## [REQUIRED WORK]
Would you extract the whole listing below and retype it exactly?

-- Start TASK INPUTS --

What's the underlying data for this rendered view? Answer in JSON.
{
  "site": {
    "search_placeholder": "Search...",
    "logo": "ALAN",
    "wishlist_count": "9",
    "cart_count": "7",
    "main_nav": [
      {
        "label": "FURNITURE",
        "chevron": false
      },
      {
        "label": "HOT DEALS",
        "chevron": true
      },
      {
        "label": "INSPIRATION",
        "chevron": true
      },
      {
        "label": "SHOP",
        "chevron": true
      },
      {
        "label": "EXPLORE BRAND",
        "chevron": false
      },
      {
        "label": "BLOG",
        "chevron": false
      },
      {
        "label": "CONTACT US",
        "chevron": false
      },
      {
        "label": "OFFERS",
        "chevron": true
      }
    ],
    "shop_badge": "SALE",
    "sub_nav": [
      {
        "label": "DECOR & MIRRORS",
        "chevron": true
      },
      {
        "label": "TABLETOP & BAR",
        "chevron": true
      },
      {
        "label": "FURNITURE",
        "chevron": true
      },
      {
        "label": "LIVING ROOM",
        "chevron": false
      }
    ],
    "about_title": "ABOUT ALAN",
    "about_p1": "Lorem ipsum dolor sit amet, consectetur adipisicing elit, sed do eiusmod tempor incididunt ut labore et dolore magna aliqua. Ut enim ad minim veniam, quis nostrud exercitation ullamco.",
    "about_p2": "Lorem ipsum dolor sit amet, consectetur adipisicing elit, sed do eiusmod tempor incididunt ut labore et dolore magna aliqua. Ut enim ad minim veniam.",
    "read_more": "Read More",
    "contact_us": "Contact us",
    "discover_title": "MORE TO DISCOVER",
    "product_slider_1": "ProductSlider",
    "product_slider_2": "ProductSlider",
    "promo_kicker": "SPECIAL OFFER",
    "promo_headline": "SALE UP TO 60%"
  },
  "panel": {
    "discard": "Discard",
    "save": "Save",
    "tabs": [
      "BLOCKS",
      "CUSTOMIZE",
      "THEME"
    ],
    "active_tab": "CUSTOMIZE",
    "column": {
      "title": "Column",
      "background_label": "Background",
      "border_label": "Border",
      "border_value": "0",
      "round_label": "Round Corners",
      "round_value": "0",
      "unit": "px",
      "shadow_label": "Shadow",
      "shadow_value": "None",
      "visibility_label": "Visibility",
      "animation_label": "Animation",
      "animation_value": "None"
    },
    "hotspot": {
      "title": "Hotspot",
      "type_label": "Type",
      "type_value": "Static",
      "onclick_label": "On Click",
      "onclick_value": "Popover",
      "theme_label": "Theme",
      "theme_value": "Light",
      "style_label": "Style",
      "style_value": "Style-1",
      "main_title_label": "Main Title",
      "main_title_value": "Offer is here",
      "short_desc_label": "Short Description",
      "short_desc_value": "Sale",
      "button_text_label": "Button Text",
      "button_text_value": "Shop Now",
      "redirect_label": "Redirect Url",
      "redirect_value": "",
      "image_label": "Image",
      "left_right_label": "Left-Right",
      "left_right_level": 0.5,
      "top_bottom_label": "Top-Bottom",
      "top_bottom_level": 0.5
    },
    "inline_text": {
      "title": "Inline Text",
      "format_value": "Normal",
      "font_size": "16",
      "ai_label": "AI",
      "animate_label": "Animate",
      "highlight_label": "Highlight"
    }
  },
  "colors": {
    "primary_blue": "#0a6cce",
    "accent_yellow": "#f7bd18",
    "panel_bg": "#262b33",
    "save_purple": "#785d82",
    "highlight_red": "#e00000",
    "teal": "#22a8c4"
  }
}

-- End TASK INPUTS --

## [RIGHT ANSWER]
What's the underlying data for this rendered view? Answer in JSON.
{
  "site": {
    "search_placeholder": "Search...",
    "logo": "ALAN",
    "wishlist_count": "9",
    "cart_count": "7",
    "main_nav": [
      {
        "label": "FURNITURE",
        "chevron": false
      },
      {
        "label": "HOT DEALS",
        "chevron": true
      },
      {
        "label": "INSPIRATION",
        "chevron": true
      },
      {
        "label": "SHOP",
        "chevron": true
      },
      {
        "label": "EXPLORE BRAND",
        "chevron": false
      },
      {
        "label": "BLOG",
        "chevron": false
      },
      {
        "label": "CONTACT US",
        "chevron": false
      },
      {
        "label": "OFFERS",
        "chevron": true
      }
    ],
    "shop_badge": "SALE",
    "sub_nav": [
      {
        "label": "DECOR & MIRRORS",
        "chevron": true
      },
      {
        "label": "TABLETOP & BAR",
        "chevron": true
      },
      {
        "label": "FURNITURE",
        "chevron": true
      },
      {
        "label": "LIVING ROOM",
        "chevron": false
      }
    ],
    "about_title": "ABOUT ALAN",
    "about_p1": "Lorem ipsum dolor sit amet, consectetur adipisicing elit, sed do eiusmod tempor incididunt ut labore et dolore magna aliqua. Ut enim ad minim veniam, quis nostrud exercitation ullamco.",
    "about_p2": "Lorem ipsum dolor sit amet, consectetur adipisicing elit, sed do eiusmod tempor incididunt ut labore et dolore magna aliqua. Ut enim ad minim veniam.",
    "read_more": "Read More",
    "contact_us": "Contact us",
    "discover_title": "MORE TO DISCOVER",
    "product_slider_1": "ProductSlider",
    "product_slider_2": "ProductSlider",
    "promo_kicker": "SPECIAL OFFER",
    "promo_headline": "SALE UP TO 60%"
  },
  "panel": {
    "discard": "Discard",
    "save": "Save",
    "tabs": [
      "BLOCKS",
      "CUSTOMIZE",
      "THEME"
    ],
    "active_tab": "CUSTOMIZE",
    "column": {
      "title": "Column",
      "background_label": "Background",
      "border_label": "Border",
      "border_value": "0",
      "round_label": "Round Corners",
      "round_value": "0",
      "unit": "px",
      "shadow_label": "Shadow",
      "shadow_value": "None",
      "visibility_label": "Visibility",
      "animation_label": "Animation",
      "animation_value": "None"
    },
    "hotspot": {
      "title": "Hotspot",
      "type_label": "Type",
      "type_value": "Static",
      "onclick_label": "On Click",
      "onclick_value": "Popover",
      "theme_label": "Theme",
      "theme_value": "Light",
      "style_label": "Style",
      "style_value": "Style-1",
      "main_title_label": "Main Title",
      "main_title_value": "Offer is here",
      "short_desc_label": "Short Description",
      "short_desc_value": "Sale",
      "button_text_label": "Button Text",
      "button_text_value": "Shop Now",
      "redirect_label": "Redirect Url",
      "redirect_value": "",
      "image_label": "Image",
      "left_right_label": "Left-Right",
      "left_right_level": 0.5,
      "top_bottom_label": "Top-Bottom",
      "top_bottom_level": 0.5
    },
    "inline_text": {
      "title": "Inline Text",
      "format_value": "Normal",
      "font_size": "16",
      "ai_label": "AI",
      "animate_label": "Animate",
      "highlight_label": "Highlight"
    }
  },
  "colors": {
    "primary_blue": "#0a6cce",
    "accent_yellow": "#f7bd18",
    "panel_bg": "#262b33",
    "save_purple": "#785d82",
    "highlight_red": "#e00000",
    "teal": "#22a8c4"
  }
}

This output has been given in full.